**What to do:** Copy all of the material word for word, except for the pictures.

**The data:**
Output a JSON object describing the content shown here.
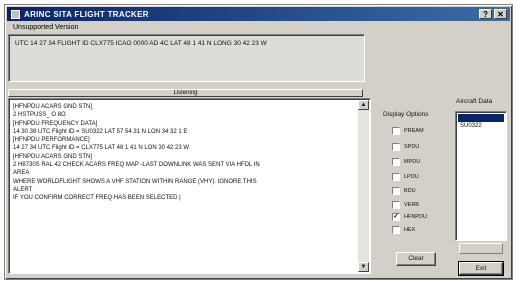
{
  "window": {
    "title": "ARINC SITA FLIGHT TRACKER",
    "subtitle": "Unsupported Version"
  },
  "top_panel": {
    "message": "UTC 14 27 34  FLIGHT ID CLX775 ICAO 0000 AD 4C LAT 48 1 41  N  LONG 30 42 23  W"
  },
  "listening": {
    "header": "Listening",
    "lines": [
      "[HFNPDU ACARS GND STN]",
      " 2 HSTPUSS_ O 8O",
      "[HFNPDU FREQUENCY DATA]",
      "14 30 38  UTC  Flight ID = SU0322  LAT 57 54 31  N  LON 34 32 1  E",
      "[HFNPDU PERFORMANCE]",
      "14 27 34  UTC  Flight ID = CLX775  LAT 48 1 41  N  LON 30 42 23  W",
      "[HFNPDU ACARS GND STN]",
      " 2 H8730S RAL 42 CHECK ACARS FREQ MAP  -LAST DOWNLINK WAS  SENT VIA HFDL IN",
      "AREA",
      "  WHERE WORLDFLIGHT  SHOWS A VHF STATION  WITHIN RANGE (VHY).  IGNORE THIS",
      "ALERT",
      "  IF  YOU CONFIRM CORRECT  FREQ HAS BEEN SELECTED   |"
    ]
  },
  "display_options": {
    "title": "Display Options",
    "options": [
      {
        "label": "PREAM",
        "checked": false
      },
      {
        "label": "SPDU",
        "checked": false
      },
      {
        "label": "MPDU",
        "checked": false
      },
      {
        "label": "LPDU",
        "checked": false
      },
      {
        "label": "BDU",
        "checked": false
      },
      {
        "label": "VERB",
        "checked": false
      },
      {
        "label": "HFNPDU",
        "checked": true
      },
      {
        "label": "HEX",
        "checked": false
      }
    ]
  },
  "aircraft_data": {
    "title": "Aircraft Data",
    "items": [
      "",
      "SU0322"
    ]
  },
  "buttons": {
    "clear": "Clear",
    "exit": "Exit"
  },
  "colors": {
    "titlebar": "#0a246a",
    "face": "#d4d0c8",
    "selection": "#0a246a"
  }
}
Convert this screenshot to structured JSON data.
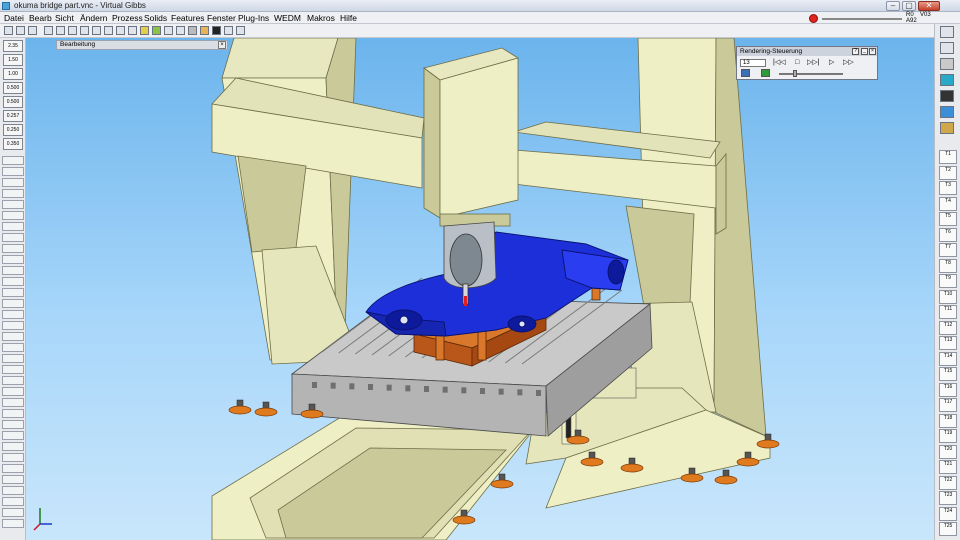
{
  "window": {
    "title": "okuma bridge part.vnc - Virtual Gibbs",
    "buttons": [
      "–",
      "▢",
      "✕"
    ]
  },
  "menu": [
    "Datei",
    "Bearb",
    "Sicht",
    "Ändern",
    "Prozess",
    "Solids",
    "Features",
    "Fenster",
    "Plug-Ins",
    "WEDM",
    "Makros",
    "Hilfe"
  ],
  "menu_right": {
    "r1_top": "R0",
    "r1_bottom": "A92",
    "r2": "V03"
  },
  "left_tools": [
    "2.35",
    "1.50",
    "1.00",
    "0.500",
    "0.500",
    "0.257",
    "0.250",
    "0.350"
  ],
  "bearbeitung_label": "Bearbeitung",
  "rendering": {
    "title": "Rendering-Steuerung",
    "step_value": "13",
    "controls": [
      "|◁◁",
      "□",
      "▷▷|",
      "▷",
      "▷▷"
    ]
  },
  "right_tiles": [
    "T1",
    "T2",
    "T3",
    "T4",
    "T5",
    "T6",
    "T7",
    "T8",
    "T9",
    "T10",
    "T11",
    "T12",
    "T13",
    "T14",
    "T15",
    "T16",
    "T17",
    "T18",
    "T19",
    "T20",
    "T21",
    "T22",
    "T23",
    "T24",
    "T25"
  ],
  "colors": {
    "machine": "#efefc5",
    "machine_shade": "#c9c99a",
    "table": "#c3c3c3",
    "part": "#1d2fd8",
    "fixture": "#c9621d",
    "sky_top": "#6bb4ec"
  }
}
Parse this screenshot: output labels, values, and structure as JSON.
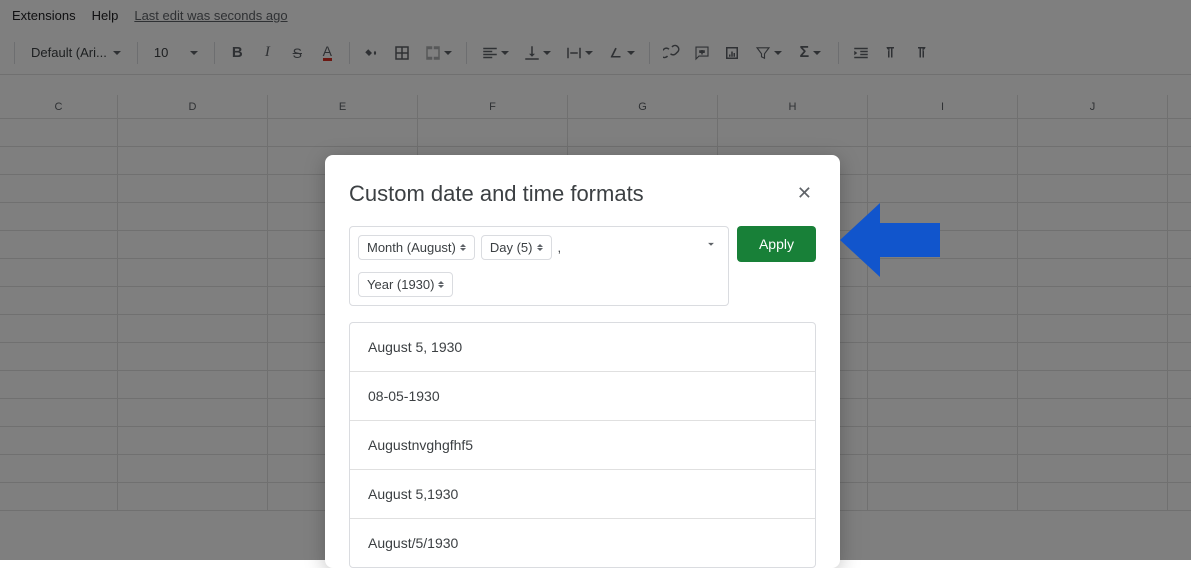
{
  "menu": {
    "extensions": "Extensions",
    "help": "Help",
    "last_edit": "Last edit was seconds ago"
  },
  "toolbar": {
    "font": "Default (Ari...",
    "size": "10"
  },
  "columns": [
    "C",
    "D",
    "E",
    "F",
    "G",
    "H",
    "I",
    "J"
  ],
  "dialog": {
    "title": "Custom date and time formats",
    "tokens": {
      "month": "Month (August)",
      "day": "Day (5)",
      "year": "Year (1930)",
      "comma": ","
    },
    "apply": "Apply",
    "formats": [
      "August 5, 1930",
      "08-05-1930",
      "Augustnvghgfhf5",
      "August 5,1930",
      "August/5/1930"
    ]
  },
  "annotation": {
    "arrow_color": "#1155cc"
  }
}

**Exercise answer:**
Output a JSON object describing the content shown here.
{
  "window": {
    "title": "ARINC SITA FLIGHT TRACKER",
    "subtitle": "Unsupported Version"
  },
  "top_panel": {
    "message": "UTC 14 27 34  FLIGHT ID CLX775 ICAO 0000 AD 4C LAT 48 1 41  N  LONG 30 42 23  W"
  },
  "listening": {
    "header": "Listening",
    "lines": [
      "[HFNPDU ACARS GND STN]",
      " 2 HSTPUSS_ O 8O",
      "[HFNPDU FREQUENCY DATA]",
      "14 30 38  UTC  Flight ID = SU0322  LAT 57 54 31  N  LON 34 32 1  E",
      "[HFNPDU PERFORMANCE]",
      "14 27 34  UTC  Flight ID = CLX775  LAT 48 1 41  N  LON 30 42 23  W",
      "[HFNPDU ACARS GND STN]",
      " 2 H8730S RAL 42 CHECK ACARS FREQ MAP  -LAST DOWNLINK WAS  SENT VIA HFDL IN",
      "AREA",
      "  WHERE WORLDFLIGHT  SHOWS A VHF STATION  WITHIN RANGE (VHY).  IGNORE THIS",
      "ALERT",
      "  IF  YOU CONFIRM CORRECT  FREQ HAS BEEN SELECTED   |"
    ]
  },
  "display_options": {
    "title": "Display Options",
    "options": [
      {
        "label": "PREAM",
        "checked": false
      },
      {
        "label": "SPDU",
        "checked": false
      },
      {
        "label": "MPDU",
        "checked": false
      },
      {
        "label": "LPDU",
        "checked": false
      },
      {
        "label": "BDU",
        "checked": false
      },
      {
        "label": "VERB",
        "checked": false
      },
      {
        "label": "HFNPDU",
        "checked": true
      },
      {
        "label": "HEX",
        "checked": false
      }
    ]
  },
  "aircraft_data": {
    "title": "Aircraft Data",
    "items": [
      "",
      "SU0322"
    ]
  },
  "buttons": {
    "clear": "Clear",
    "exit": "Exit"
  },
  "colors": {
    "titlebar": "#0a246a",
    "face": "#d4d0c8",
    "selection": "#0a246a"
  }
}
Convert this screenshot to structured JSON data.
{
  "window": {
    "title": "okuma bridge part.vnc - Virtual Gibbs",
    "buttons": [
      "–",
      "▢",
      "✕"
    ]
  },
  "menu": [
    "Datei",
    "Bearb",
    "Sicht",
    "Ändern",
    "Prozess",
    "Solids",
    "Features",
    "Fenster",
    "Plug-Ins",
    "WEDM",
    "Makros",
    "Hilfe"
  ],
  "menu_right": {
    "r1_top": "R0",
    "r1_bottom": "A92",
    "r2": "V03"
  },
  "left_tools": [
    "2.35",
    "1.50",
    "1.00",
    "0.500",
    "0.500",
    "0.257",
    "0.250",
    "0.350"
  ],
  "bearbeitung_label": "Bearbeitung",
  "rendering": {
    "title": "Rendering-Steuerung",
    "step_value": "13",
    "controls": [
      "|◁◁",
      "□",
      "▷▷|",
      "▷",
      "▷▷"
    ]
  },
  "right_tiles": [
    "T1",
    "T2",
    "T3",
    "T4",
    "T5",
    "T6",
    "T7",
    "T8",
    "T9",
    "T10",
    "T11",
    "T12",
    "T13",
    "T14",
    "T15",
    "T16",
    "T17",
    "T18",
    "T19",
    "T20",
    "T21",
    "T22",
    "T23",
    "T24",
    "T25"
  ],
  "colors": {
    "machine": "#efefc5",
    "machine_shade": "#c9c99a",
    "table": "#c3c3c3",
    "part": "#1d2fd8",
    "fixture": "#c9621d",
    "sky_top": "#6bb4ec"
  }
}
Parse this screenshot: output labels, values, and structure as JSON.
{
  "menu": {
    "extensions": "Extensions",
    "help": "Help",
    "last_edit": "Last edit was seconds ago"
  },
  "toolbar": {
    "font": "Default (Ari...",
    "size": "10"
  },
  "columns": [
    "C",
    "D",
    "E",
    "F",
    "G",
    "H",
    "I",
    "J"
  ],
  "dialog": {
    "title": "Custom date and time formats",
    "tokens": {
      "month": "Month (August)",
      "day": "Day (5)",
      "year": "Year (1930)",
      "comma": ","
    },
    "apply": "Apply",
    "formats": [
      "August 5, 1930",
      "08-05-1930",
      "Augustnvghgfhf5",
      "August 5,1930",
      "August/5/1930"
    ]
  },
  "annotation": {
    "arrow_color": "#1155cc"
  }
}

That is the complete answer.